*The task*
Every entry must be duplicated precisely as written.

*Saved data entries*
════

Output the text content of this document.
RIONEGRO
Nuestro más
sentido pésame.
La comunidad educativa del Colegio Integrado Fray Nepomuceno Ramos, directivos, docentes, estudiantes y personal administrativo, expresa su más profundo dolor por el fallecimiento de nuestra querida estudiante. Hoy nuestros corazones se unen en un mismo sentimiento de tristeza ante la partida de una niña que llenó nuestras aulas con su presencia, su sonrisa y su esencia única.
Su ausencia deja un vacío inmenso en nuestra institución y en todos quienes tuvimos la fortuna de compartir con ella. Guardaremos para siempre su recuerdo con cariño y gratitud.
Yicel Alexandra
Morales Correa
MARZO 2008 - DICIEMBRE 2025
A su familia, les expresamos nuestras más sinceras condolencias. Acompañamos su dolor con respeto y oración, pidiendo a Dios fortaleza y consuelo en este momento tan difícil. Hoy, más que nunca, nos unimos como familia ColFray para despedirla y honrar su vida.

════

*Completed task*
Output the text content of this document.
RIONEGRO
Nuestro más
sentido pésame.
La comunidad educativa del Colegio Integrado Fray Nepomuceno Ramos, directivos, docentes, estudiantes y personal administrativo, expresa su más profundo dolor por el fallecimiento de nuestra querida estudiante. Hoy nuestros corazones se unen en un mismo sentimiento de tristeza ante la partida de una niña que llenó nuestras aulas con su presencia, su sonrisa y su esencia única.
Su ausencia deja un vacío inmenso en nuestra institución y en todos quienes tuvimos la fortuna de compartir con ella. Guardaremos para siempre su recuerdo con cariño y gratitud.
Yicel Alexandra
Morales Correa
MARZO 2008 - DICIEMBRE 2025
A su familia, les expresamos nuestras más sinceras condolencias. Acompañamos su dolor con respeto y oración, pidiendo a Dios fortaleza y consuelo en este momento tan difícil. Hoy, más que nunca, nos unimos como familia ColFray para despedirla y honrar su vida.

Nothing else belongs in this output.